__SET TASK__. Write out each record again exactly as it stands.

BEGIN

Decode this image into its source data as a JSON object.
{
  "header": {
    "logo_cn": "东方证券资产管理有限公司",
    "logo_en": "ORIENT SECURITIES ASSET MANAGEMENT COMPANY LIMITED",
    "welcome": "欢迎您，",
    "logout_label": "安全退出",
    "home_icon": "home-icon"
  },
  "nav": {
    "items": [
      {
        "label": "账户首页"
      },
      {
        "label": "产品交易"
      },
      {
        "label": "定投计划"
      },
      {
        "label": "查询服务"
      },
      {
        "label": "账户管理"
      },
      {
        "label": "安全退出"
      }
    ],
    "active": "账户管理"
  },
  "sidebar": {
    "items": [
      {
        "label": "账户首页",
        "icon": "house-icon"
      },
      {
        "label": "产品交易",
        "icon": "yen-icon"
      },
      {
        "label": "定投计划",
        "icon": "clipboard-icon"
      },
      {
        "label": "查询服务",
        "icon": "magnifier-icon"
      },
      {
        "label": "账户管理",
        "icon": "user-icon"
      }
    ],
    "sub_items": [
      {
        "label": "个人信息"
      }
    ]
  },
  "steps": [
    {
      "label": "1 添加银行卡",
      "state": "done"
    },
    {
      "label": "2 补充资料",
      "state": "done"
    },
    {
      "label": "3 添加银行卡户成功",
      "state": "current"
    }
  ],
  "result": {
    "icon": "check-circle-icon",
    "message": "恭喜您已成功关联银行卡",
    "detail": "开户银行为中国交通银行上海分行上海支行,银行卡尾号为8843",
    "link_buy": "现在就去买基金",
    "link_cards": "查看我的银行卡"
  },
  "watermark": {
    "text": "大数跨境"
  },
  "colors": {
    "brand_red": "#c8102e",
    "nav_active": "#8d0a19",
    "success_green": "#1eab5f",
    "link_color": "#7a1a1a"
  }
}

END

__ANSWER TO THE TASK__.
Decode this image into its source data as a JSON object.
{
  "header": {
    "logo_cn": "东方证券资产管理有限公司",
    "logo_en": "ORIENT SECURITIES ASSET MANAGEMENT COMPANY LIMITED",
    "welcome": "欢迎您，",
    "logout_label": "安全退出",
    "home_icon": "home-icon"
  },
  "nav": {
    "items": [
      {
        "label": "账户首页"
      },
      {
        "label": "产品交易"
      },
      {
        "label": "定投计划"
      },
      {
        "label": "查询服务"
      },
      {
        "label": "账户管理"
      },
      {
        "label": "安全退出"
      }
    ],
    "active": "账户管理"
  },
  "sidebar": {
    "items": [
      {
        "label": "账户首页",
        "icon": "house-icon"
      },
      {
        "label": "产品交易",
        "icon": "yen-icon"
      },
      {
        "label": "定投计划",
        "icon": "clipboard-icon"
      },
      {
        "label": "查询服务",
        "icon": "magnifier-icon"
      },
      {
        "label": "账户管理",
        "icon": "user-icon"
      }
    ],
    "sub_items": [
      {
        "label": "个人信息"
      }
    ]
  },
  "steps": [
    {
      "label": "1 添加银行卡",
      "state": "done"
    },
    {
      "label": "2 补充资料",
      "state": "done"
    },
    {
      "label": "3 添加银行卡户成功",
      "state": "current"
    }
  ],
  "result": {
    "icon": "check-circle-icon",
    "message": "恭喜您已成功关联银行卡",
    "detail": "开户银行为中国交通银行上海分行上海支行,银行卡尾号为8843",
    "link_buy": "现在就去买基金",
    "link_cards": "查看我的银行卡"
  },
  "watermark": {
    "text": "大数跨境"
  },
  "colors": {
    "brand_red": "#c8102e",
    "nav_active": "#8d0a19",
    "success_green": "#1eab5f",
    "link_color": "#7a1a1a"
  }
}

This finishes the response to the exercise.